● **Task statement**: An exact copy of every record is needed.

● **Provided entries**:
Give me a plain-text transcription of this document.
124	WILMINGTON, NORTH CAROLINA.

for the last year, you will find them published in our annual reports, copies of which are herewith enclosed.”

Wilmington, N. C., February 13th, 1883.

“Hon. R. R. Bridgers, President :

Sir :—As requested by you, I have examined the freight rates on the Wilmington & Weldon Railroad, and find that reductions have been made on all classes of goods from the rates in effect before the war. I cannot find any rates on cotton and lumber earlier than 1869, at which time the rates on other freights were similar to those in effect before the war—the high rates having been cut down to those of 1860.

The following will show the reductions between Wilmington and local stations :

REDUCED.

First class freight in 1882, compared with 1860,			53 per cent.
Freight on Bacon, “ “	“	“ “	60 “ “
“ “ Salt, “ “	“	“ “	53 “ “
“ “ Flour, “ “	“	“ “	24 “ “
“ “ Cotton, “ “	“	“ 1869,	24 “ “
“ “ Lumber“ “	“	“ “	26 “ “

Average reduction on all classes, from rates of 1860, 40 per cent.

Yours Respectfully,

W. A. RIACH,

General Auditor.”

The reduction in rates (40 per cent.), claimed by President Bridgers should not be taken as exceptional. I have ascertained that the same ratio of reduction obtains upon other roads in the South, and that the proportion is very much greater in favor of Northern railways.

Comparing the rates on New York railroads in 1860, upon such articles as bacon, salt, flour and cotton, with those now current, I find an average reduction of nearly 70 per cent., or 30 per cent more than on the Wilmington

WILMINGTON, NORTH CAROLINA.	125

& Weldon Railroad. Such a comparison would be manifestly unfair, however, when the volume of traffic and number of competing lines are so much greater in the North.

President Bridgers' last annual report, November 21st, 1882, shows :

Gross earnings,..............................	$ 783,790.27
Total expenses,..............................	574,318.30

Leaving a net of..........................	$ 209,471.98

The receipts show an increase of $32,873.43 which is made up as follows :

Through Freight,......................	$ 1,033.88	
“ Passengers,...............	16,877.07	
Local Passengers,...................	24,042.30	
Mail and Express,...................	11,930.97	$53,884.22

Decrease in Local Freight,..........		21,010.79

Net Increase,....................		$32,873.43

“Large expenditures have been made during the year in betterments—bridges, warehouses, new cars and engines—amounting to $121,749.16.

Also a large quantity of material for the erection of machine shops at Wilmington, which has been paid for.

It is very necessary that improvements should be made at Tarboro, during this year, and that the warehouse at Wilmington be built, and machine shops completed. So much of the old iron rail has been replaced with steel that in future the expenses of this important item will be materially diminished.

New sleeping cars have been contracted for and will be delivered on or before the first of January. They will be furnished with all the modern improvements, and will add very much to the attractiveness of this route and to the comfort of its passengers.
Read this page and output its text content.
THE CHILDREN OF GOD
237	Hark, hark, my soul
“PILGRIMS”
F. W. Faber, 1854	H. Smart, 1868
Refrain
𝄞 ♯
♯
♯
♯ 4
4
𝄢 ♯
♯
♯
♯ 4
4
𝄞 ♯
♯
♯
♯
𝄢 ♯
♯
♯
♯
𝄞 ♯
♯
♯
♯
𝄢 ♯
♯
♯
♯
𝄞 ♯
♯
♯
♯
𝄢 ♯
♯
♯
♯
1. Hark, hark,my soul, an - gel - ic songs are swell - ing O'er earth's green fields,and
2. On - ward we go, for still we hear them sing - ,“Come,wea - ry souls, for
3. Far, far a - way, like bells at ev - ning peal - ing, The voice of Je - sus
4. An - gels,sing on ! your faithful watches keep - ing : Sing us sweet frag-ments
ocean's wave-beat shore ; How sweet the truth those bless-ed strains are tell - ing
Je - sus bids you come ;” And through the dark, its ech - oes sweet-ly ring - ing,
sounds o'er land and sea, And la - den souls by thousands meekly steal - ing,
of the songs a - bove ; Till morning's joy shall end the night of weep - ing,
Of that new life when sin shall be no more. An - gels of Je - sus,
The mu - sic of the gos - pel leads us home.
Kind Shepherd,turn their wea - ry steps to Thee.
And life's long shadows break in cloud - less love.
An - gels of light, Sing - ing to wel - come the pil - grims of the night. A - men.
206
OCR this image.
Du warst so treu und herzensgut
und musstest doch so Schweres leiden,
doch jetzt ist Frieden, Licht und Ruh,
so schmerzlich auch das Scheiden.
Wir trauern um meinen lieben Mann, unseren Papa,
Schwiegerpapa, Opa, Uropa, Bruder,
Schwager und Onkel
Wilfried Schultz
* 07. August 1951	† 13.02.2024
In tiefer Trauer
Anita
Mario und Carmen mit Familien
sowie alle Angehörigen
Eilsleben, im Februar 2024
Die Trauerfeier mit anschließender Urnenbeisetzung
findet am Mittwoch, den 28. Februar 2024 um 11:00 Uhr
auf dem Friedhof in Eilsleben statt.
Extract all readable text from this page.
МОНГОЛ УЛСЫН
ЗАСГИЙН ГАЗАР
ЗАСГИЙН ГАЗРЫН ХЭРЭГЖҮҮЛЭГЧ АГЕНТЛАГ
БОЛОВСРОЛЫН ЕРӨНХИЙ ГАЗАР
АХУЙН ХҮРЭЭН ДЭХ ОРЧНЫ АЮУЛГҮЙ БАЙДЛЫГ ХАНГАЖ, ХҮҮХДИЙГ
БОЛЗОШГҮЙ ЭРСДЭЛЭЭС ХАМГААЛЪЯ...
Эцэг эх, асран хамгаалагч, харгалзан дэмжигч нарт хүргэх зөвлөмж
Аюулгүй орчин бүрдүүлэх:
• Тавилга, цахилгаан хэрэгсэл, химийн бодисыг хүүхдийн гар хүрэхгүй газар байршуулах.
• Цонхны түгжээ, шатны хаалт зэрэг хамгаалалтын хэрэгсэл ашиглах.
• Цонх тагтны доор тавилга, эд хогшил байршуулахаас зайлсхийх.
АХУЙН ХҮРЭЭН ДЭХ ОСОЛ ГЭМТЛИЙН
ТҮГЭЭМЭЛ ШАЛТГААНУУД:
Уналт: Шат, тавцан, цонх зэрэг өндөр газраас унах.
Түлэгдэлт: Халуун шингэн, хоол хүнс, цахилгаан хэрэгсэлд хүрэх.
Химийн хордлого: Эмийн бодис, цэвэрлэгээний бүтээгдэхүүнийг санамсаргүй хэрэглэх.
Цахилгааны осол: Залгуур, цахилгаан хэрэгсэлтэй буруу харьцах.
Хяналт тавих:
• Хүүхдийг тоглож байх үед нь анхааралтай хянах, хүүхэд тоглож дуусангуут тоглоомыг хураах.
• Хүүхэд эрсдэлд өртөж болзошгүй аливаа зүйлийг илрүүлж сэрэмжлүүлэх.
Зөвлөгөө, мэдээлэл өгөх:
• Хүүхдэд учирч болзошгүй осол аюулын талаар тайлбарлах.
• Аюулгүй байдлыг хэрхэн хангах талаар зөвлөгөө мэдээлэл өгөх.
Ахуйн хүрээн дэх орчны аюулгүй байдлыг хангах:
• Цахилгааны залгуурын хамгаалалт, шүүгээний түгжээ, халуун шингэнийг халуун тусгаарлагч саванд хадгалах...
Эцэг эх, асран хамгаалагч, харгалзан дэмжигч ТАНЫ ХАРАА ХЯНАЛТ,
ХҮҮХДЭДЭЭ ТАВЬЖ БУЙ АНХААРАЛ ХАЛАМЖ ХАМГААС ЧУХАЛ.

● **Solution to this problem**:
Give me a plain-text transcription of this document.
124	WILMINGTON, NORTH CAROLINA.

for the last year, you will find them published in our annual reports, copies of which are herewith enclosed.”

Wilmington, N. C., February 13th, 1883.

“Hon. R. R. Bridgers, President :

Sir :—As requested by you, I have examined the freight rates on the Wilmington & Weldon Railroad, and find that reductions have been made on all classes of goods from the rates in effect before the war. I cannot find any rates on cotton and lumber earlier than 1869, at which time the rates on other freights were similar to those in effect before the war—the high rates having been cut down to those of 1860.

The following will show the reductions between Wilmington and local stations :

REDUCED.

First class freight in 1882, compared with 1860,			53 per cent.
Freight on Bacon, “ “	“	“ “	60 “ “
“ “ Salt, “ “	“	“ “	53 “ “
“ “ Flour, “ “	“	“ “	24 “ “
“ “ Cotton, “ “	“	“ 1869,	24 “ “
“ “ Lumber“ “	“	“ “	26 “ “

Average reduction on all classes, from rates of 1860, 40 per cent.

Yours Respectfully,

W. A. RIACH,

General Auditor.”

The reduction in rates (40 per cent.), claimed by President Bridgers should not be taken as exceptional. I have ascertained that the same ratio of reduction obtains upon other roads in the South, and that the proportion is very much greater in favor of Northern railways.

Comparing the rates on New York railroads in 1860, upon such articles as bacon, salt, flour and cotton, with those now current, I find an average reduction of nearly 70 per cent., or 30 per cent more than on the Wilmington

WILMINGTON, NORTH CAROLINA.	125

& Weldon Railroad. Such a comparison would be manifestly unfair, however, when the volume of traffic and number of competing lines are so much greater in the North.

President Bridgers' last annual report, November 21st, 1882, shows :

Gross earnings,..............................	$ 783,790.27
Total expenses,..............................	574,318.30

Leaving a net of..........................	$ 209,471.98

The receipts show an increase of $32,873.43 which is made up as follows :

Through Freight,......................	$ 1,033.88	
“ Passengers,...............	16,877.07	
Local Passengers,...................	24,042.30	
Mail and Express,...................	11,930.97	$53,884.22

Decrease in Local Freight,..........		21,010.79

Net Increase,....................		$32,873.43

“Large expenditures have been made during the year in betterments—bridges, warehouses, new cars and engines—amounting to $121,749.16.

Also a large quantity of material for the erection of machine shops at Wilmington, which has been paid for.

It is very necessary that improvements should be made at Tarboro, during this year, and that the warehouse at Wilmington be built, and machine shops completed. So much of the old iron rail has been replaced with steel that in future the expenses of this important item will be materially diminished.

New sleeping cars have been contracted for and will be delivered on or before the first of January. They will be furnished with all the modern improvements, and will add very much to the attractiveness of this route and to the comfort of its passengers.
Read this page and output its text content.
THE CHILDREN OF GOD
237	Hark, hark, my soul
“PILGRIMS”
F. W. Faber, 1854	H. Smart, 1868
Refrain
𝄞 ♯
♯
♯
♯ 4
4
𝄢 ♯
♯
♯
♯ 4
4
𝄞 ♯
♯
♯
♯
𝄢 ♯
♯
♯
♯
𝄞 ♯
♯
♯
♯
𝄢 ♯
♯
♯
♯
𝄞 ♯
♯
♯
♯
𝄢 ♯
♯
♯
♯
1. Hark, hark,my soul, an - gel - ic songs are swell - ing O'er earth's green fields,and
2. On - ward we go, for still we hear them sing - ,“Come,wea - ry souls, for
3. Far, far a - way, like bells at ev - ning peal - ing, The voice of Je - sus
4. An - gels,sing on ! your faithful watches keep - ing : Sing us sweet frag-ments
ocean's wave-beat shore ; How sweet the truth those bless-ed strains are tell - ing
Je - sus bids you come ;” And through the dark, its ech - oes sweet-ly ring - ing,
sounds o'er land and sea, And la - den souls by thousands meekly steal - ing,
of the songs a - bove ; Till morning's joy shall end the night of weep - ing,
Of that new life when sin shall be no more. An - gels of Je - sus,
The mu - sic of the gos - pel leads us home.
Kind Shepherd,turn their wea - ry steps to Thee.
And life's long shadows break in cloud - less love.
An - gels of light, Sing - ing to wel - come the pil - grims of the night. A - men.
206
OCR this image.
Du warst so treu und herzensgut
und musstest doch so Schweres leiden,
doch jetzt ist Frieden, Licht und Ruh,
so schmerzlich auch das Scheiden.
Wir trauern um meinen lieben Mann, unseren Papa,
Schwiegerpapa, Opa, Uropa, Bruder,
Schwager und Onkel
Wilfried Schultz
* 07. August 1951	† 13.02.2024
In tiefer Trauer
Anita
Mario und Carmen mit Familien
sowie alle Angehörigen
Eilsleben, im Februar 2024
Die Trauerfeier mit anschließender Urnenbeisetzung
findet am Mittwoch, den 28. Februar 2024 um 11:00 Uhr
auf dem Friedhof in Eilsleben statt.
Extract all readable text from this page.
МОНГОЛ УЛСЫН
ЗАСГИЙН ГАЗАР
ЗАСГИЙН ГАЗРЫН ХЭРЭГЖҮҮЛЭГЧ АГЕНТЛАГ
БОЛОВСРОЛЫН ЕРӨНХИЙ ГАЗАР
АХУЙН ХҮРЭЭН ДЭХ ОРЧНЫ АЮУЛГҮЙ БАЙДЛЫГ ХАНГАЖ, ХҮҮХДИЙГ
БОЛЗОШГҮЙ ЭРСДЭЛЭЭС ХАМГААЛЪЯ...
Эцэг эх, асран хамгаалагч, харгалзан дэмжигч нарт хүргэх зөвлөмж
Аюулгүй орчин бүрдүүлэх:
• Тавилга, цахилгаан хэрэгсэл, химийн бодисыг хүүхдийн гар хүрэхгүй газар байршуулах.
• Цонхны түгжээ, шатны хаалт зэрэг хамгаалалтын хэрэгсэл ашиглах.
• Цонх тагтны доор тавилга, эд хогшил байршуулахаас зайлсхийх.
АХУЙН ХҮРЭЭН ДЭХ ОСОЛ ГЭМТЛИЙН
ТҮГЭЭМЭЛ ШАЛТГААНУУД:
Уналт: Шат, тавцан, цонх зэрэг өндөр газраас унах.
Түлэгдэлт: Халуун шингэн, хоол хүнс, цахилгаан хэрэгсэлд хүрэх.
Химийн хордлого: Эмийн бодис, цэвэрлэгээний бүтээгдэхүүнийг санамсаргүй хэрэглэх.
Цахилгааны осол: Залгуур, цахилгаан хэрэгсэлтэй буруу харьцах.
Хяналт тавих:
• Хүүхдийг тоглож байх үед нь анхааралтай хянах, хүүхэд тоглож дуусангуут тоглоомыг хураах.
• Хүүхэд эрсдэлд өртөж болзошгүй аливаа зүйлийг илрүүлж сэрэмжлүүлэх.
Зөвлөгөө, мэдээлэл өгөх:
• Хүүхдэд учирч болзошгүй осол аюулын талаар тайлбарлах.
• Аюулгүй байдлыг хэрхэн хангах талаар зөвлөгөө мэдээлэл өгөх.
Ахуйн хүрээн дэх орчны аюулгүй байдлыг хангах:
• Цахилгааны залгуурын хамгаалалт, шүүгээний түгжээ, халуун шингэнийг халуун тусгаарлагч саванд хадгалах...
Эцэг эх, асран хамгаалагч, харгалзан дэмжигч ТАНЫ ХАРАА ХЯНАЛТ,
ХҮҮХДЭДЭЭ ТАВЬЖ БУЙ АНХААРАЛ ХАЛАМЖ ХАМГААС ЧУХАЛ.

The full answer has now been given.